Si vous voulez faire l'achat d'une petite unité de technologie, vous devez probablement avoir à acheter une machine ou un camion. Vous pourriez le louer; c'est un élément. C'est la raison pour laquelle la location est nettement plus courante maintenant. Cependant, la technologie n'est offerte qu'en unités assez considérables, et une entreprise doit en arriver à une certaine taille. L'unité en question est d'une taille minimale, qu'il s'agisse d'un système de gestion des relations avec les clients, d'une pièce d'équipement, d'un camion ou d'une rétrocaveuse. Vous devez avoir la certitude que vous en tirerez au moins deux ou trois années d'usage efficace pour pouvoir l'utiliser efficacement. Engager une personne pour quelques heures est une chose à court terme. C'est la raison pour laquelle il est moins coûteux pour les petites entreprises de prendre de l'expansion du côté de la main-d'œuvre que du côté de la technologie.

Le sénateur L. Smith : Au fil des dernières semaines, nous avons reçu des économistes qui nous ont parlé des fluctuations du dollar, des causes, et cetera. Nous avons posé des questions sur les façons d'aider les entreprises, petites et grandes.

Je sais qu'il est difficile d'établir un plan en raison des différentes catégories d'entreprises, et tout cela. Dans chacun des exposés, il était question de déterminer s'il fallait investir dans la construction du Canada en fonction des talents de classe mondiale. La technologie sur le marché est un enjeu pour les chaînes d'approvisionnement mondial de nombreux fabricants, et les meilleurs biens d'équipement. L'efficacité relative en était un autre, ainsi que le coût des transports et l'accès à l'information sur les prix, et cetera.

Si vous deviez établir un plan en trois ou quatre points qui s'appliquerait généralement aux entreprises canadiennes, pour les aider à résister à la tempête et à progresser, qu'est-ce qui serait avantageux pour les entreprises canadiennes, grandes ou petites?

M. Brakel : Tout à fait. Comme nous en avons parlé précédemment, les gens ne prennent pas la décision d'investir des millions de dollars en fonction de la situation du huard. Il faut avoir les revenus à long terme et le plan d'affaires.

Pour les entreprises à l'échelle du pays, ce qui passe avant tout, c'est le manque de compétences : « Je suis incapable de trouver des employés. » Tout investissement dans la formation et dans l'assouplissement des règles permettant de faire venir plus d'immigrants au Canada serait prioritaire.

Le sénateur L. Smith : Le manque de compétences.

M. Brakel : Oui.

Le sénateur L. Smith : Le manque d'éducation ou de compétences? Qu'est-ce que le manque de compétences?

- **Lignes répertoriées**:

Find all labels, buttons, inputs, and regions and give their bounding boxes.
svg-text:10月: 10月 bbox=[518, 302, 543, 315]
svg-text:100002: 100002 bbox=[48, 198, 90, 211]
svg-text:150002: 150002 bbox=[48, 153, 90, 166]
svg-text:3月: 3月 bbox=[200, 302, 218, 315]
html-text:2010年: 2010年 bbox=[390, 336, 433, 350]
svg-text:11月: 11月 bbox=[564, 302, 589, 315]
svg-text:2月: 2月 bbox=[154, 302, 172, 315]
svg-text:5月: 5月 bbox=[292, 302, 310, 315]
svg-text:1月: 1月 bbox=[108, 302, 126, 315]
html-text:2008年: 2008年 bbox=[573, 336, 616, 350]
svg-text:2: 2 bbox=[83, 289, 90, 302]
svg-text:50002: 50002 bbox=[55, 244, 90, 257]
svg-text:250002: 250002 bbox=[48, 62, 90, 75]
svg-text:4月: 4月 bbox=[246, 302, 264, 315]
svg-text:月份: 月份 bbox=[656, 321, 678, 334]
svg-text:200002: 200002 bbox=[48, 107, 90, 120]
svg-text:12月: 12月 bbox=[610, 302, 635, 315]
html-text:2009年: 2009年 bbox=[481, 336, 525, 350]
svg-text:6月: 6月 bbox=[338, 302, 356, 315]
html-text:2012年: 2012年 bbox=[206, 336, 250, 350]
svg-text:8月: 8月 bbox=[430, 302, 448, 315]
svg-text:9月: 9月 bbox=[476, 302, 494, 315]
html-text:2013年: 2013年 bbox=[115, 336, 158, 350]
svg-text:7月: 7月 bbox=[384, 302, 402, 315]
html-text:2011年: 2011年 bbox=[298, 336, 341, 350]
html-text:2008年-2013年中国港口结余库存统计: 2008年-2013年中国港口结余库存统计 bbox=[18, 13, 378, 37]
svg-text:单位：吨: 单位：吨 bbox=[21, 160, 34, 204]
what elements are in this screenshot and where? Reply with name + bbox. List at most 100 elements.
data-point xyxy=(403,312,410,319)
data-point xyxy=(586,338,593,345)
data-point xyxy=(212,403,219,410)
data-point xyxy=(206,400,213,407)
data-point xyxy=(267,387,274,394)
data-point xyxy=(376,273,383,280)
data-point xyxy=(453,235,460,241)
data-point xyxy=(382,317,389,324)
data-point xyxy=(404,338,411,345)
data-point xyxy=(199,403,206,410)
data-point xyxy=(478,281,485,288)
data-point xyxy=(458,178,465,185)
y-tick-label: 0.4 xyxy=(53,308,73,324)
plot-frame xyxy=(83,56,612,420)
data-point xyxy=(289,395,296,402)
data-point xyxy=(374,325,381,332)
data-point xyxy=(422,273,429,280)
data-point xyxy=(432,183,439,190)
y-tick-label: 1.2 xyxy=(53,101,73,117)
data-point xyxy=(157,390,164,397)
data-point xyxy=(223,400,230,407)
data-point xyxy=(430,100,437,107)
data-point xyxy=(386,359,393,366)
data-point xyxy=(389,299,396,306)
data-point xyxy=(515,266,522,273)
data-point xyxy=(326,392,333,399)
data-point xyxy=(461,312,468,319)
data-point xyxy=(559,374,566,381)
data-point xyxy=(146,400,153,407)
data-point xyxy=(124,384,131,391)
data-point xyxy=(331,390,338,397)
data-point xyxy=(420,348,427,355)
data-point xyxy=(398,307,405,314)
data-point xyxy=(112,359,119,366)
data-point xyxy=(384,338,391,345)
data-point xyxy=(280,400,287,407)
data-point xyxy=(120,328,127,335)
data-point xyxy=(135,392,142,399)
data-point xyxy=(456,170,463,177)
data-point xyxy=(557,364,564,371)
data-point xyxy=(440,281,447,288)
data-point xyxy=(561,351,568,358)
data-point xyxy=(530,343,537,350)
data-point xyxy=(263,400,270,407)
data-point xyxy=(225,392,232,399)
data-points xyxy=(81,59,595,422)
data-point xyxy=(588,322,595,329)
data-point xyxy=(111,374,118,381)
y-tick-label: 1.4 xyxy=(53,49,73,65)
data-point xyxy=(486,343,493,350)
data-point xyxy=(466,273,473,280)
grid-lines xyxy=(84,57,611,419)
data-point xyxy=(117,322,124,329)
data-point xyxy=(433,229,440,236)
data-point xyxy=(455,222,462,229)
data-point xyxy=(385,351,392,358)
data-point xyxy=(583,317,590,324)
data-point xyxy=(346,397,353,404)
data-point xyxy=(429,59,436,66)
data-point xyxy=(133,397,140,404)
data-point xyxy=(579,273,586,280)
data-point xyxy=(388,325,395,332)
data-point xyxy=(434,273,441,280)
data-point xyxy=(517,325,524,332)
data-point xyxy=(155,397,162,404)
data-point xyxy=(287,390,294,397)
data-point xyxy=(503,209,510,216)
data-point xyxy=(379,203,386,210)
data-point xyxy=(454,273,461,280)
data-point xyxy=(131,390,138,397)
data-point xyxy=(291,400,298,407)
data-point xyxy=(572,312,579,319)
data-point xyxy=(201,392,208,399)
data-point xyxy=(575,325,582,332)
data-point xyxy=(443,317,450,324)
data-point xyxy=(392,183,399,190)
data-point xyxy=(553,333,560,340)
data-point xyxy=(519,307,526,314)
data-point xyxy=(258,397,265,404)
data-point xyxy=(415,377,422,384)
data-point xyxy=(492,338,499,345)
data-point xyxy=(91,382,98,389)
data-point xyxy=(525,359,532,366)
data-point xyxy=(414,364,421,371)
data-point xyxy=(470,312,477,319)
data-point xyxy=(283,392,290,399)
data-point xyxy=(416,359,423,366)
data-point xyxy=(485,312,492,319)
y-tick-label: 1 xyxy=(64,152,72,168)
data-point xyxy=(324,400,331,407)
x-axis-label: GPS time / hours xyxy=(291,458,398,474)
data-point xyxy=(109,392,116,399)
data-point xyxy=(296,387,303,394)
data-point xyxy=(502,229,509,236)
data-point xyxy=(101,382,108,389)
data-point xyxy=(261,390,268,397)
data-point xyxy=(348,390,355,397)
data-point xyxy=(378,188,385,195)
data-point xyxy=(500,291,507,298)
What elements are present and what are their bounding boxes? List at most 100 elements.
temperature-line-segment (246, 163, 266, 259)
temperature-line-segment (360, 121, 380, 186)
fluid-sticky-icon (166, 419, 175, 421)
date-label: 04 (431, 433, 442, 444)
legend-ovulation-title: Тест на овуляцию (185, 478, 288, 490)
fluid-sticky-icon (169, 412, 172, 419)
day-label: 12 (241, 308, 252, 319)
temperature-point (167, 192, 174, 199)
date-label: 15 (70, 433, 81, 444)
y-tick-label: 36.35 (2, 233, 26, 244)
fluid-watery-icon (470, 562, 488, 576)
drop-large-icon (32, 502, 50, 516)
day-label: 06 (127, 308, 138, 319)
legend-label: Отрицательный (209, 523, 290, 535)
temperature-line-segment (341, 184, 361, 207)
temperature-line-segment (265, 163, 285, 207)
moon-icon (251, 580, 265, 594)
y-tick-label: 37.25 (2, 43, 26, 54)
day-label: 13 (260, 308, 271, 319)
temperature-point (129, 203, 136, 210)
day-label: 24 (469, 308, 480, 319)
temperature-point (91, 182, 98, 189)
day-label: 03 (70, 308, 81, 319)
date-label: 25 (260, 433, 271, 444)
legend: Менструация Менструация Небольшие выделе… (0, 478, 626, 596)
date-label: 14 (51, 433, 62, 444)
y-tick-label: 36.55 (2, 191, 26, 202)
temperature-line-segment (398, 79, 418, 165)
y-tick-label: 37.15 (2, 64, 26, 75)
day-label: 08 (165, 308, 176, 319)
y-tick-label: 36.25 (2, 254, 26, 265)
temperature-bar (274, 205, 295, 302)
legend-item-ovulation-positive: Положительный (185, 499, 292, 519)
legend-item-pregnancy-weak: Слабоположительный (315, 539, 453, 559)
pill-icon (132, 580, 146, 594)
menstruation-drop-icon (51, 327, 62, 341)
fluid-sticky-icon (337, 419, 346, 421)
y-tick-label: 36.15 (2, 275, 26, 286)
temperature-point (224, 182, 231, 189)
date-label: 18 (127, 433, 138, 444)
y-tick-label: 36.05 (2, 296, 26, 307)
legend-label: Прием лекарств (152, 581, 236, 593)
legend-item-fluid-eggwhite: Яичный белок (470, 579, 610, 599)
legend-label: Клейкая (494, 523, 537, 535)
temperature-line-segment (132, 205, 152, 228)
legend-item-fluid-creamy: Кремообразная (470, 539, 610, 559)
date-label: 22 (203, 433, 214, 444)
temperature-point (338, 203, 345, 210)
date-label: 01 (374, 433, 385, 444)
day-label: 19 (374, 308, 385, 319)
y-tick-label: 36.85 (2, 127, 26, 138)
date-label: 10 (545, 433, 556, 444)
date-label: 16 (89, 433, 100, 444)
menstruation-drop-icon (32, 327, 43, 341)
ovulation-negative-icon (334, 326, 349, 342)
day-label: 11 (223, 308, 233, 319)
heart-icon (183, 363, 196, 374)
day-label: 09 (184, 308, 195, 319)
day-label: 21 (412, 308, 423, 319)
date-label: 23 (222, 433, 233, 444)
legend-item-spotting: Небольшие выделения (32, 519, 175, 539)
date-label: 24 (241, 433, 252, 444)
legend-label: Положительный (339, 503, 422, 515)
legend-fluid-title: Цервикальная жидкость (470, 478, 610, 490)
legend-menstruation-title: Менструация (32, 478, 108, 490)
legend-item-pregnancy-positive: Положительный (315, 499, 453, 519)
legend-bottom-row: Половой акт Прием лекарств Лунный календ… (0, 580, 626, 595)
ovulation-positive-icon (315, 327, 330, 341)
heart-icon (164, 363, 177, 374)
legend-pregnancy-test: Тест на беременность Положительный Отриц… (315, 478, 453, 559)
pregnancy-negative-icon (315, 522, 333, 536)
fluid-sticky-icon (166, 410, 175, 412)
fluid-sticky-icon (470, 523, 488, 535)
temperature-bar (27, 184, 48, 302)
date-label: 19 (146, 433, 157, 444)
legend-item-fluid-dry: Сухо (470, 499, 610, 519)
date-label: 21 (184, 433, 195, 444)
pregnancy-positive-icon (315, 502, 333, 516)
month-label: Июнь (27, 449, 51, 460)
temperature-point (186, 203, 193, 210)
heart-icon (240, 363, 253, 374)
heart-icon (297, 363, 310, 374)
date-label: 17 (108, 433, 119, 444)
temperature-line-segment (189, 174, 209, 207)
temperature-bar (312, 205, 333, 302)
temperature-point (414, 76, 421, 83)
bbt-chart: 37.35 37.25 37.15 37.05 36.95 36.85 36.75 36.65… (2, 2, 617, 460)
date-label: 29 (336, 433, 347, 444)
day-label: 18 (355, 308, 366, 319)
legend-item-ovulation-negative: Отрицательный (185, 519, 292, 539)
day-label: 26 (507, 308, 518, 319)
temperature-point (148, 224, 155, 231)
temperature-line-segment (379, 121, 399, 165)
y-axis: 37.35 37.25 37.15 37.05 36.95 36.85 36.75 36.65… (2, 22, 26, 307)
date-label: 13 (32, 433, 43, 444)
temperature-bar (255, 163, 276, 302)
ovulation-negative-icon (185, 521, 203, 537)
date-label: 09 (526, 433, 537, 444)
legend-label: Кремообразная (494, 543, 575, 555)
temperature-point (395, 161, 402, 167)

- **Consigne**: D'après l'extrait du texte, quel problème M. Brakel place-t-il avant tout pour les entreprises à l'échelle du pays ?

- **Réponse**: Le manque de compétences.